## YOUR GOAL:
Copy nothing but the text: repeat each entry exactly and drop the images.

## EXTRACTED RECORDS:
---+---

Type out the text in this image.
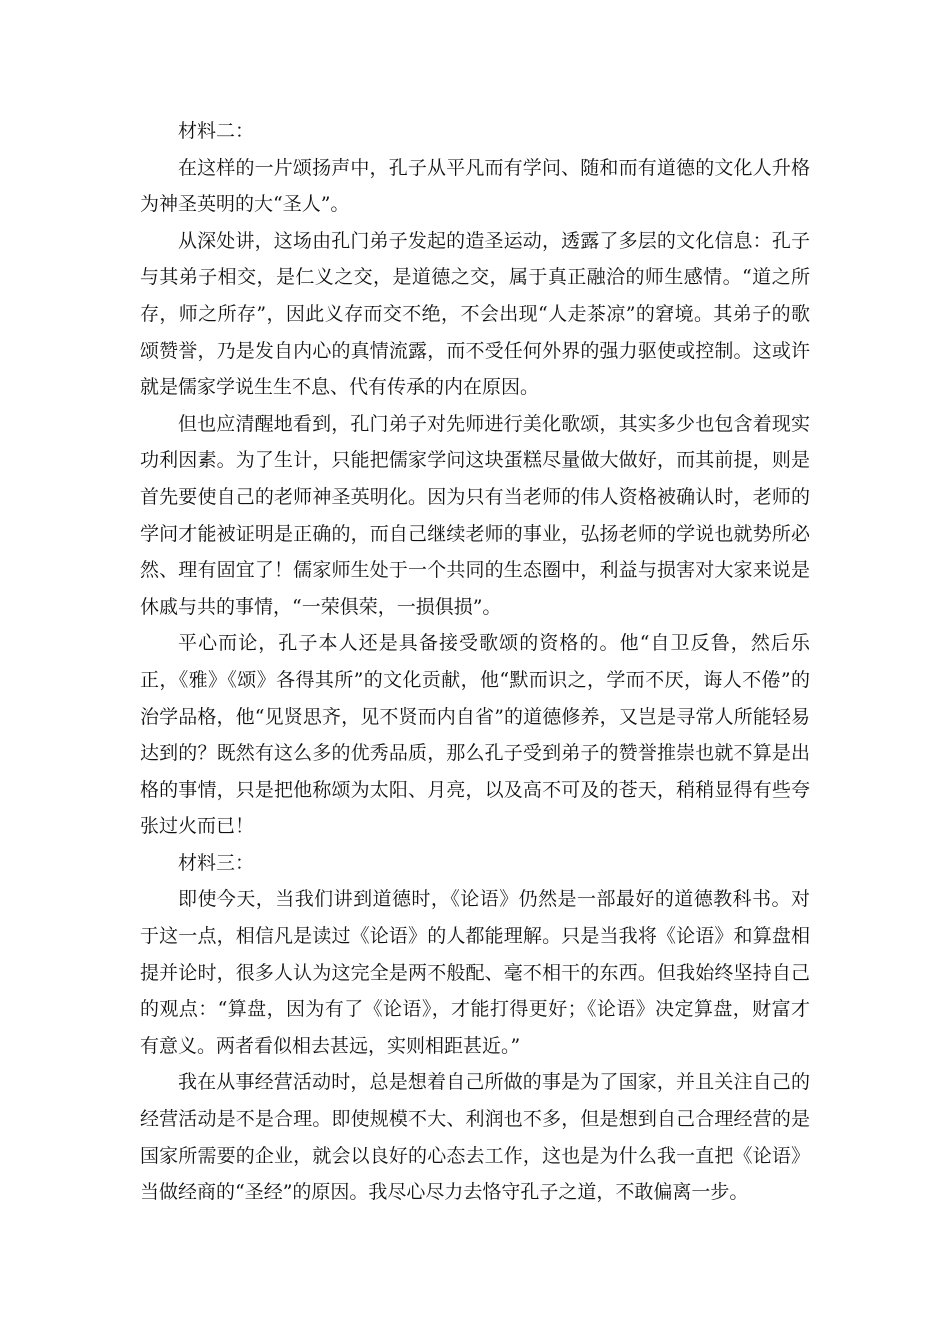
材料二：

在这样的一片颂扬声中，孔子从平凡而有学问、随和而有道德的文化人升格为神圣英明的大“圣人”。

从深处讲，这场由孔门弟子发起的造圣运动，透露了多层的文化信息：孔子与其弟子相交，是仁义之交，是道德之交，属于真正融洽的师生感情。“道之所存，师之所存”，因此义存而交不绝，不会出现“人走茶凉”的窘境。其弟子的歌颂赞誉，乃是发自内心的真情流露，而不受任何外界的强力驱使或控制。这或许就是儒家学说生生不息、代有传承的内在原因。

但也应清醒地看到，孔门弟子对先师进行美化歌颂，其实多少也包含着现实功利因素。为了生计，只能把儒家学问这块蛋糕尽量做大做好，而其前提，则是首先要使自己的老师神圣英明化。因为只有当老师的伟人资格被确认时，老师的学问才能被证明是正确的，而自己继续老师的事业，弘扬老师的学说也就势所必然、理有固宜了！儒家师生处于一个共同的生态圈中，利益与损害对大家来说是休戚与共的事情，“一荣俱荣，一损俱损”。

平心而论，孔子本人还是具备接受歌颂的资格的。他“自卫反鲁，然后乐正，《雅》《颂》各得其所”的文化贡献，他“默而识之，学而不厌，诲人不倦”的治学品格，他“见贤思齐，见不贤而内自省”的道德修养，又岂是寻常人所能轻易达到的？既然有这么多的优秀品质，那么孔子受到弟子的赞誉推崇也就不算是出格的事情，只是把他称颂为太阳、月亮，以及高不可及的苍天，稍稍显得有些夸张过火而已！

材料三：

即使今天，当我们讲到道德时，《论语》仍然是一部最好的道德教科书。对于这一点，相信凡是读过《论语》的人都能理解。只是当我将《论语》和算盘相提并论时，很多人认为这完全是两不般配、毫不相干的东西。但我始终坚持自己的观点：“算盘，因为有了《论语》，才能打得更好；《论语》决定算盘，财富才有意义。两者看似相去甚远，实则相距甚近。”

我在从事经营活动时，总是想着自己所做的事是为了国家，并且关注自己的经营活动是不是合理。即使规模不大、利润也不多，但是想到自己合理经营的是国家所需要的企业，就会以良好的心态去工作，这也是为什么我一直把《论语》当做经商的“圣经”的原因。我尽心尽力去恪守孔子之道，不敢偏离一步。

---+---

## RESPONSE FOR THIS EXERCISE:
Type out the text in this image.
材料二：

在这样的一片颂扬声中，孔子从平凡而有学问、随和而有道德的文化人升格为神圣英明的大“圣人”。

从深处讲，这场由孔门弟子发起的造圣运动，透露了多层的文化信息：孔子与其弟子相交，是仁义之交，是道德之交，属于真正融洽的师生感情。“道之所存，师之所存”，因此义存而交不绝，不会出现“人走茶凉”的窘境。其弟子的歌颂赞誉，乃是发自内心的真情流露，而不受任何外界的强力驱使或控制。这或许就是儒家学说生生不息、代有传承的内在原因。

但也应清醒地看到，孔门弟子对先师进行美化歌颂，其实多少也包含着现实功利因素。为了生计，只能把儒家学问这块蛋糕尽量做大做好，而其前提，则是首先要使自己的老师神圣英明化。因为只有当老师的伟人资格被确认时，老师的学问才能被证明是正确的，而自己继续老师的事业，弘扬老师的学说也就势所必然、理有固宜了！儒家师生处于一个共同的生态圈中，利益与损害对大家来说是休戚与共的事情，“一荣俱荣，一损俱损”。

平心而论，孔子本人还是具备接受歌颂的资格的。他“自卫反鲁，然后乐正，《雅》《颂》各得其所”的文化贡献，他“默而识之，学而不厌，诲人不倦”的治学品格，他“见贤思齐，见不贤而内自省”的道德修养，又岂是寻常人所能轻易达到的？既然有这么多的优秀品质，那么孔子受到弟子的赞誉推崇也就不算是出格的事情，只是把他称颂为太阳、月亮，以及高不可及的苍天，稍稍显得有些夸张过火而已！

材料三：

即使今天，当我们讲到道德时，《论语》仍然是一部最好的道德教科书。对于这一点，相信凡是读过《论语》的人都能理解。只是当我将《论语》和算盘相提并论时，很多人认为这完全是两不般配、毫不相干的东西。但我始终坚持自己的观点：“算盘，因为有了《论语》，才能打得更好；《论语》决定算盘，财富才有意义。两者看似相去甚远，实则相距甚近。”

我在从事经营活动时，总是想着自己所做的事是为了国家，并且关注自己的经营活动是不是合理。即使规模不大、利润也不多，但是想到自己合理经营的是国家所需要的企业，就会以良好的心态去工作，这也是为什么我一直把《论语》当做经商的“圣经”的原因。我尽心尽力去恪守孔子之道，不敢偏离一步。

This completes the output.